*Material provided*:
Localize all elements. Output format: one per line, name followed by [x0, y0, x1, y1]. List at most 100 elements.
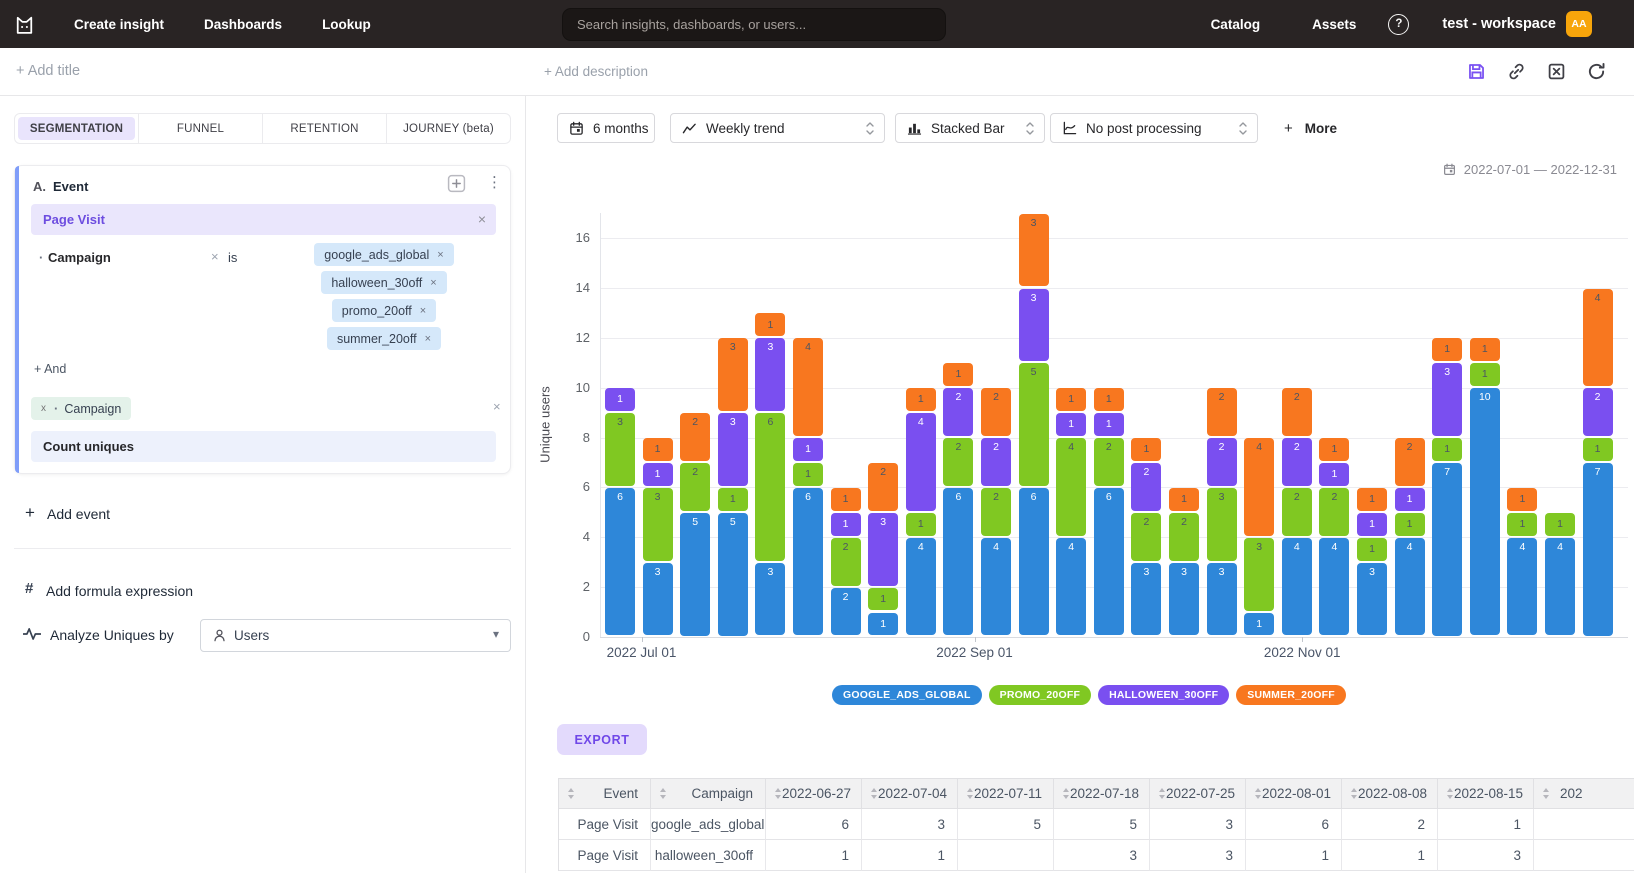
nav-link-dashboards[interactable]: Dashboards	[204, 17, 282, 32]
bar-segment-promo_20off[interactable]: 1	[1470, 363, 1500, 386]
remove-value-icon[interactable]: ×	[437, 249, 443, 261]
bar-segment-summer_20off[interactable]: 1	[1470, 338, 1500, 361]
bar-segment-promo_20off[interactable]: 2	[1131, 513, 1161, 561]
table-header-cell[interactable]: 2022-06-27	[766, 779, 862, 809]
bar-segment-promo_20off[interactable]: 4	[1056, 438, 1086, 536]
bar-segment-summer_20off[interactable]: 4	[1583, 289, 1613, 387]
bar-segment-halloween_30off[interactable]: 1	[1056, 413, 1086, 436]
bar-segment-google_ads_global[interactable]: 4	[981, 538, 1011, 636]
bar-segment-promo_20off[interactable]: 1	[1507, 513, 1537, 536]
bar-segment-google_ads_global[interactable]: 5	[718, 513, 748, 636]
bar-segment-promo_20off[interactable]: 2	[680, 463, 710, 511]
bar-segment-halloween_30off[interactable]: 1	[1395, 488, 1425, 511]
bar-segment-halloween_30off[interactable]: 2	[943, 388, 973, 436]
formula-hash-icon[interactable]: #	[25, 580, 33, 597]
bar-segment-summer_20off[interactable]: 1	[1432, 338, 1462, 361]
refresh-icon[interactable]	[1587, 62, 1606, 81]
bar-segment-summer_20off[interactable]: 1	[1056, 388, 1086, 411]
bar-segment-halloween_30off[interactable]: 1	[643, 463, 673, 486]
bar-segment-google_ads_global[interactable]: 7	[1432, 463, 1462, 636]
filter-value-chip[interactable]: promo_20off×	[332, 299, 436, 322]
breakdown-remove-icon[interactable]: x	[41, 403, 46, 414]
bar-segment-halloween_30off[interactable]: 3	[718, 413, 748, 486]
bar-segment-summer_20off[interactable]: 1	[1319, 438, 1349, 461]
bar-segment-halloween_30off[interactable]: 3	[1432, 363, 1462, 436]
bar-segment-google_ads_global[interactable]: 4	[906, 538, 936, 636]
bar-segment-summer_20off[interactable]: 4	[1244, 438, 1274, 536]
legend-item-google_ads_global[interactable]: GOOGLE_ADS_GLOBAL	[832, 685, 982, 705]
add-title-field[interactable]: + Add title	[16, 63, 80, 79]
avatar[interactable]: AA	[1566, 11, 1592, 37]
bar-segment-summer_20off[interactable]: 1	[831, 488, 861, 511]
bar-segment-google_ads_global[interactable]: 6	[1019, 488, 1049, 636]
bar-segment-summer_20off[interactable]: 1	[643, 438, 673, 461]
bar-segment-summer_20off[interactable]: 1	[1169, 488, 1199, 511]
bar-segment-halloween_30off[interactable]: 2	[1131, 463, 1161, 511]
table-header-cell[interactable]: Campaign	[651, 779, 766, 809]
sort-icon[interactable]	[659, 787, 667, 800]
workspace-name[interactable]: test - workspace	[1442, 16, 1556, 32]
filter-value-chip[interactable]: google_ads_global×	[314, 243, 453, 266]
bar-segment-google_ads_global[interactable]: 4	[1507, 538, 1537, 636]
bar-segment-google_ads_global[interactable]: 4	[1056, 538, 1086, 636]
bar-segment-halloween_30off[interactable]: 3	[755, 338, 785, 411]
remove-filter-icon[interactable]: ×	[211, 249, 219, 264]
bar-segment-halloween_30off[interactable]: 3	[868, 513, 898, 586]
bar-segment-google_ads_global[interactable]: 3	[643, 563, 673, 636]
bar-segment-halloween_30off[interactable]: 3	[1019, 289, 1049, 362]
bar-segment-summer_20off[interactable]: 2	[1207, 388, 1237, 436]
bar-segment-google_ads_global[interactable]: 4	[1282, 538, 1312, 636]
aggregation-selector[interactable]: Count uniques	[31, 431, 496, 462]
bar-segment-promo_20off[interactable]: 2	[1319, 488, 1349, 536]
remove-value-icon[interactable]: ×	[420, 305, 426, 317]
bar-segment-summer_20off[interactable]: 4	[793, 338, 823, 436]
bar-segment-google_ads_global[interactable]: 3	[1207, 563, 1237, 636]
table-header-cell[interactable]: Event	[559, 779, 651, 809]
bar-segment-summer_20off[interactable]: 1	[755, 313, 785, 336]
bar-segment-promo_20off[interactable]: 5	[1019, 363, 1049, 486]
close-square-icon[interactable]	[1547, 62, 1566, 81]
tab-segmentation[interactable]: SEGMENTATION	[15, 114, 138, 143]
bar-segment-promo_20off[interactable]: 1	[1357, 538, 1387, 561]
bar-segment-promo_20off[interactable]: 2	[1094, 438, 1124, 486]
add-event-button[interactable]: Add event	[47, 506, 110, 522]
sort-icon[interactable]	[1350, 787, 1358, 800]
bar-segment-halloween_30off[interactable]: 1	[605, 388, 635, 411]
filter-field[interactable]: Campaign	[48, 250, 111, 265]
tab-journey[interactable]: JOURNEY (beta)	[386, 114, 510, 143]
bar-segment-google_ads_global[interactable]: 4	[1395, 538, 1425, 636]
bar-segment-google_ads_global[interactable]: 5	[680, 513, 710, 636]
filter-value-chip[interactable]: summer_20off×	[327, 327, 441, 350]
add-and-condition[interactable]: + And	[34, 362, 66, 376]
table-header-cell[interactable]: 2022-07-04	[862, 779, 958, 809]
sort-icon[interactable]	[966, 787, 974, 800]
sort-icon[interactable]	[1446, 787, 1454, 800]
bar-segment-halloween_30off[interactable]: 1	[831, 513, 861, 536]
event-selector[interactable]: Page Visit ×	[31, 204, 496, 235]
bar-segment-google_ads_global[interactable]: 1	[1244, 613, 1274, 636]
bar-segment-summer_20off[interactable]: 2	[868, 463, 898, 511]
bar-segment-summer_20off[interactable]: 3	[1019, 214, 1049, 287]
add-event-plus-icon[interactable]: +	[25, 503, 35, 523]
table-header-cell[interactable]: 202	[1534, 779, 1634, 809]
bar-segment-google_ads_global[interactable]: 7	[1583, 463, 1613, 636]
table-header-cell[interactable]: 2022-07-11	[958, 779, 1054, 809]
tab-funnel[interactable]: FUNNEL	[138, 114, 262, 143]
bar-segment-google_ads_global[interactable]: 1	[868, 613, 898, 636]
bar-segment-promo_20off[interactable]: 6	[755, 413, 785, 561]
bar-segment-promo_20off[interactable]: 1	[1583, 438, 1613, 461]
bar-segment-google_ads_global[interactable]: 6	[605, 488, 635, 636]
bar-segment-promo_20off[interactable]: 3	[643, 488, 673, 561]
bar-segment-promo_20off[interactable]: 1	[1395, 513, 1425, 536]
bar-segment-promo_20off[interactable]: 2	[1169, 513, 1199, 561]
bar-segment-halloween_30off[interactable]: 1	[1319, 463, 1349, 486]
bar-segment-halloween_30off[interactable]: 1	[793, 438, 823, 461]
table-header-cell[interactable]: 2022-07-18	[1054, 779, 1150, 809]
sort-icon[interactable]	[567, 787, 575, 800]
bar-segment-summer_20off[interactable]: 3	[718, 338, 748, 411]
bar-segment-promo_20off[interactable]: 1	[793, 463, 823, 486]
bar-segment-google_ads_global[interactable]: 4	[1545, 538, 1575, 636]
remove-breakdown-icon[interactable]: ×	[493, 399, 501, 414]
remove-event-icon[interactable]: ×	[478, 211, 486, 227]
bar-segment-promo_20off[interactable]: 1	[906, 513, 936, 536]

*Your objective*: Please copy, without any change, the part of the records that opens with the line containing "17, 282, 32]" and closes with the line containing "538, 936, 636]", including both of those lines.

*Solution*:
nav-link-dashboards[interactable]: Dashboards	[204, 17, 282, 32]
bar-segment-promo_20off[interactable]: 1	[1470, 363, 1500, 386]
remove-value-icon[interactable]: ×	[437, 249, 443, 261]
bar-segment-summer_20off[interactable]: 1	[1470, 338, 1500, 361]
bar-segment-promo_20off[interactable]: 2	[1131, 513, 1161, 561]
table-header-cell[interactable]: 2022-06-27	[766, 779, 862, 809]
bar-segment-promo_20off[interactable]: 4	[1056, 438, 1086, 536]
bar-segment-summer_20off[interactable]: 4	[1583, 289, 1613, 387]
bar-segment-halloween_30off[interactable]: 1	[1056, 413, 1086, 436]
bar-segment-google_ads_global[interactable]: 4	[981, 538, 1011, 636]
bar-segment-promo_20off[interactable]: 1	[1507, 513, 1537, 536]
bar-segment-google_ads_global[interactable]: 5	[718, 513, 748, 636]
bar-segment-promo_20off[interactable]: 2	[680, 463, 710, 511]
bar-segment-halloween_30off[interactable]: 1	[1395, 488, 1425, 511]
bar-segment-halloween_30off[interactable]: 2	[943, 388, 973, 436]
formula-hash-icon[interactable]: #	[25, 580, 33, 597]
bar-segment-summer_20off[interactable]: 1	[1432, 338, 1462, 361]
refresh-icon[interactable]	[1587, 62, 1606, 81]
bar-segment-summer_20off[interactable]: 1	[1056, 388, 1086, 411]
bar-segment-halloween_30off[interactable]: 1	[643, 463, 673, 486]
bar-segment-google_ads_global[interactable]: 7	[1432, 463, 1462, 636]
filter-value-chip[interactable]: promo_20off×	[332, 299, 436, 322]
breakdown-remove-icon[interactable]: x	[41, 403, 46, 414]
bar-segment-halloween_30off[interactable]: 3	[718, 413, 748, 486]
bar-segment-summer_20off[interactable]: 1	[1319, 438, 1349, 461]
bar-segment-halloween_30off[interactable]: 3	[1432, 363, 1462, 436]
bar-segment-google_ads_global[interactable]: 4	[906, 538, 936, 636]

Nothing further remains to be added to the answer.